----- Fragmento del documento -----

Son justamente los recientes neuroderechos, la nueva generación de los derechos humanos, los que intentan ponerle un coto. El peligro no está en lo consciente y palpable. Para muestra basta un botón: Elon Musk y su empresa Neuralink —ya con autorización de la FDA estadounidense para realizar pruebas en humanos— quieren colocarnos un chip en el cerebro y fusionarnos con la IA antes de que “se convierta en algo tan poderoso que destruya a la raza humana”. El riesgo real está en lo imperceptible: algoritmos que logran influir en nuestros gustos, parejas, voto sin que podamos darnos cuenta.
Hemos llegado a la fiesta de cumpleaños de ChatGPT con un regalo sorpresa: FreedomGPT, un modelo similar a aquel, pero con una diferencia un tanto “peculiar”: no tiene ningún tipo de censura. Si le pedimos que describa un modelo de negocio para comercializar armas, lo hará. ¿Adónde nos conducirá?
La señal de la carretera advierte de que el camino lleva hacia la personalización absoluta. Se acaba de lanzar PinAI, un dispositivo del tamaño de un tamagotchi conectado a la red móvil con el cual podemos hacer un sinnúmero de funciones a través de un asistente de voz con IA. O las gafas con IA (Ray-Ban Smart Glasses), que constituirán un filtro permanente entre la realidad y lo que vemos y hasta podrán leer nuestro iris. FreedomGPT es la frutilla del postre de este cuento de hadas: un chatbot a nuestra imagen y semejanza al que podremos, sin ningún tipo de tapujos, hacerle nuestras peores confesiones y exigirle nuestros más culposos deseos. Este diálogo no solo dejará al desnudo nuestras infames miserias, sino también, y más peligroso aún, las potenciará (el conocido “bucle de retroalimentación pernicioso”).
Así, la IA cada vez más personalizada presenta un dilema central. No se trata de un alter ego, sino más bien de nuestro doble de riesgo. ¿Qué pensaría Freud sobre esto? Se crea una dúplica de nuestro yo, un otro yo que reposa en un algoritmo indescifrable y, sobre todo, invisible al común de los mortales. Hoy, más que nunca, “lo esencial es invisible a los ojos”.
¿Aceptaríamos controlar nuestra réplica para ser, finalmente, conscientes de nuestros prejuicios? ¿Cómo?
El primero de los escollos lo instala la cuestión de la privacidad: ¿cómo consentir el control de ese sistema que sabe más de nosotros que nosotros mismos? ¿Queremos realmente ser conscientes de nuestros sesgos?
Otro interrogante está vinculado a cómo afecta esa simbiosis con nuestro otro yo a nivel psíquico (verbigracia, la autopercepción), a nuestra vida en relación y cómo contribuye a la radicalización de nuestros pensamientos (verbigracia, la visión de túnel). La preocupación se incrementa si pensamos en niños, niñas y adolescentes que están construyendo su personalidad en un mundo digital y jamás tuvieron el contraste con el analógico, como lo tuvimos por ejemplo nosotros los mileniales, algunos centeniales y las generaciones anteriores.

-----

== Consigna del ejercicio ==
Resume en dos oraciones el fragmento sobre la inteligencia artificial personalizada.

----- Datos proporcionados -----

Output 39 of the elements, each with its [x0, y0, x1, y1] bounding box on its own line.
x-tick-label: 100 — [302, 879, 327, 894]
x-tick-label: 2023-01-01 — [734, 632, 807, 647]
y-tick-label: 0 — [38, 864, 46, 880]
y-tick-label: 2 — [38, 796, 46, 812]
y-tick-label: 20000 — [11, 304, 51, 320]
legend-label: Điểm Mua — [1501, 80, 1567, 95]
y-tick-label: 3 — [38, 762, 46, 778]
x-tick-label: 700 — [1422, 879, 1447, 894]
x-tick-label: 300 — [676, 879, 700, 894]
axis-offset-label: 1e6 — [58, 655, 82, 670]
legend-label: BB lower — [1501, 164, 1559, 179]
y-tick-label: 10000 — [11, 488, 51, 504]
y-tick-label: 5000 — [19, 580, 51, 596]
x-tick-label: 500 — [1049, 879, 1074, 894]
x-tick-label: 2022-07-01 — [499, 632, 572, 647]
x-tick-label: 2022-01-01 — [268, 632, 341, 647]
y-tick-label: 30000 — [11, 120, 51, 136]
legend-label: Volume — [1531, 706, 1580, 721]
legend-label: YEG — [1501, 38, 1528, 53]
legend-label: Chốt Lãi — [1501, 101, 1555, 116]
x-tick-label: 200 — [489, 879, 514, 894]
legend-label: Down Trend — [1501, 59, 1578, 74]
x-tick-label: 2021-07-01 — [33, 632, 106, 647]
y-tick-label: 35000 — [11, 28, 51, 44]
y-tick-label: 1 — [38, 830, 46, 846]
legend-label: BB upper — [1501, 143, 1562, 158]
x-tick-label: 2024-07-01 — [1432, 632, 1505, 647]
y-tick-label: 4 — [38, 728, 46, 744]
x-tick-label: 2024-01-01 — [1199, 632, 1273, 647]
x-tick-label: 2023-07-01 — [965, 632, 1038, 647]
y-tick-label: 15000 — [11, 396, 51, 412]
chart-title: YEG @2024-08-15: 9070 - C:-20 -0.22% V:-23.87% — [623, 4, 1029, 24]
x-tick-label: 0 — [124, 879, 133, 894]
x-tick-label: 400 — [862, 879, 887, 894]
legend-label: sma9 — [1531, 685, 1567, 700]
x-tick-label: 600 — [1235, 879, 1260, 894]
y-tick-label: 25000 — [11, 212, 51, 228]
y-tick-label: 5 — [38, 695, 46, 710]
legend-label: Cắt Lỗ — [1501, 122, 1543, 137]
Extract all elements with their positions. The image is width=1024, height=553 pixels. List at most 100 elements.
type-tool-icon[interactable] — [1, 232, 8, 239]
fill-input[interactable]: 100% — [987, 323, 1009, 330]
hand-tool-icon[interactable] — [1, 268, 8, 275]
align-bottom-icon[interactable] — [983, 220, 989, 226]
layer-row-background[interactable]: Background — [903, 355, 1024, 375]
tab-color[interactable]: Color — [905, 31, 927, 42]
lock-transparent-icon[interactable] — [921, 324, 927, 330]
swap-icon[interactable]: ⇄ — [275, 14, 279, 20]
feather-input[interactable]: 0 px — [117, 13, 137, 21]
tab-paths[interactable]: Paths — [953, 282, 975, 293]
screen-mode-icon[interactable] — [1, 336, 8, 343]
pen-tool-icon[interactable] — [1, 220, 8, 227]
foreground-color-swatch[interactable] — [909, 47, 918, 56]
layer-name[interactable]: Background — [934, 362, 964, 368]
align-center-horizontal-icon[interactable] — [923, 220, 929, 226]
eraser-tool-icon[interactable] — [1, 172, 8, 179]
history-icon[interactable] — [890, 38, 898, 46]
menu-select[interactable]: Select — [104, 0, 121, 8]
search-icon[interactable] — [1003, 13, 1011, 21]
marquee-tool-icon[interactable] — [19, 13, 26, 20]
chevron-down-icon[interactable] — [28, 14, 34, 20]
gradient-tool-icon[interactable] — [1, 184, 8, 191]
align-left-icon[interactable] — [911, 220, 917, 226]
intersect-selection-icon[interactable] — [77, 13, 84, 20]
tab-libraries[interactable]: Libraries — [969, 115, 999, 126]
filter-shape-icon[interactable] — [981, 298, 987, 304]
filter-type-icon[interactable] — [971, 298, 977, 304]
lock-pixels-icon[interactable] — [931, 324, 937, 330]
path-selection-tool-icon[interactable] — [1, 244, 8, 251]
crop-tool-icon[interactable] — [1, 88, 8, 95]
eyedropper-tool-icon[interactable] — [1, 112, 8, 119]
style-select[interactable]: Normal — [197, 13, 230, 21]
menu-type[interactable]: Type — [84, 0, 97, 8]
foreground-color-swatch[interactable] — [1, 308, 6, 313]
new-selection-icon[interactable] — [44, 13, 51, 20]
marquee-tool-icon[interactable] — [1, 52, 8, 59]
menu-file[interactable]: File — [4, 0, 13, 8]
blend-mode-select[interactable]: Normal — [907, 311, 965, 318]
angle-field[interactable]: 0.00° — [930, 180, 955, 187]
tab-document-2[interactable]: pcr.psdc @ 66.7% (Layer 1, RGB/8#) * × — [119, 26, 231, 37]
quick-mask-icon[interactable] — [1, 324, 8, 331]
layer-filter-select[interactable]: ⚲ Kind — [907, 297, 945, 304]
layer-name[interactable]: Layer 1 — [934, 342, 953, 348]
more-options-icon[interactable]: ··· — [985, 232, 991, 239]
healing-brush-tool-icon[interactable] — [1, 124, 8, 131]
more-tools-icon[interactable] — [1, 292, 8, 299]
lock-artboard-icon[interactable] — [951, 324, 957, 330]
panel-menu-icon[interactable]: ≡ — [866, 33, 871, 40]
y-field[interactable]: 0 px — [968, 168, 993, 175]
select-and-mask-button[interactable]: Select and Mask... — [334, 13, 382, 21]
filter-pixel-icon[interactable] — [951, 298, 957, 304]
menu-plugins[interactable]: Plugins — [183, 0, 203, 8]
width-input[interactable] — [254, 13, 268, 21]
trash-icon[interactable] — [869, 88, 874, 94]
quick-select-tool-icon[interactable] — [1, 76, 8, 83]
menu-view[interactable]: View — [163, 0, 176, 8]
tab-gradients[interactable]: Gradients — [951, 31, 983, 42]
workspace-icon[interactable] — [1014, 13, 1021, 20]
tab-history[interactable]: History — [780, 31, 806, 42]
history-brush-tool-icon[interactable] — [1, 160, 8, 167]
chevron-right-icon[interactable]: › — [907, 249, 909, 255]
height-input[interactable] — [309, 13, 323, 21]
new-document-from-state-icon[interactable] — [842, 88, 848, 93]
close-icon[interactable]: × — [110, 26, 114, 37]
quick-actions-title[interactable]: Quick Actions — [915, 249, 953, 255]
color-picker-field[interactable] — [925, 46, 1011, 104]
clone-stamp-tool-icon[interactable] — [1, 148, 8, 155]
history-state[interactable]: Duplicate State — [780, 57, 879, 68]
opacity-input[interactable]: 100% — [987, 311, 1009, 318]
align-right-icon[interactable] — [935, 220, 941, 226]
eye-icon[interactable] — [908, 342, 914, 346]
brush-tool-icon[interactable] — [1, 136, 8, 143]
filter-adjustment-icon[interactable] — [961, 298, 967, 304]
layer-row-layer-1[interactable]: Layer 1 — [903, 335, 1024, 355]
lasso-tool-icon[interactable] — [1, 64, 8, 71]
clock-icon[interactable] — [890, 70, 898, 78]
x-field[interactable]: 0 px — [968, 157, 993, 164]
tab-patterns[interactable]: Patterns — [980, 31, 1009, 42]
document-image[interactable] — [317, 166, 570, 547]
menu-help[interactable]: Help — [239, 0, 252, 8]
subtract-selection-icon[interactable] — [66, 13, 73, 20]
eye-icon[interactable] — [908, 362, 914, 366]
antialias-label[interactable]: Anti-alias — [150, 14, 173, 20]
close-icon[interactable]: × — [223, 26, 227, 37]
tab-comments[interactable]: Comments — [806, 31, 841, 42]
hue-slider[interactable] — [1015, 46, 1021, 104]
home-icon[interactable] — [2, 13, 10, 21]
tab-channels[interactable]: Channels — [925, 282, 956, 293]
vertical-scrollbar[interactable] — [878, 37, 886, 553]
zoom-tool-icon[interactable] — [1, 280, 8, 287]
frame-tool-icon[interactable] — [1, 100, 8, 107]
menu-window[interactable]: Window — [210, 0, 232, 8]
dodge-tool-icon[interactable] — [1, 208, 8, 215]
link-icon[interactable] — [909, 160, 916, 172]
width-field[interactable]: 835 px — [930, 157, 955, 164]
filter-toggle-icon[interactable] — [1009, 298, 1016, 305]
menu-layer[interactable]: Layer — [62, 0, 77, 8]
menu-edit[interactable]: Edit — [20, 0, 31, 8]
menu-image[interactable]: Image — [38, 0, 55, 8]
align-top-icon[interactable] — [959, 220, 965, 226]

-----

== Solución desarrollada ==
Los neuroderechos intentan poner coto a una IA cuyo riesgo real está en algoritmos imperceptibles que influyen en nuestros gustos, parejas y voto, mientras el camino lleva hacia la personalización absoluta con dispositivos como PinAI, las Ray-Ban Smart Glasses y FreedomGPT, un chatbot sin ningún tipo de censura. Esa IA crea un doble de nuestro yo que reposa en un algoritmo invisible y plantea problemas de privacidad, de efectos psíquicos y de radicalización del pensamiento, con especial preocupación por niños, niñas y adolescentes.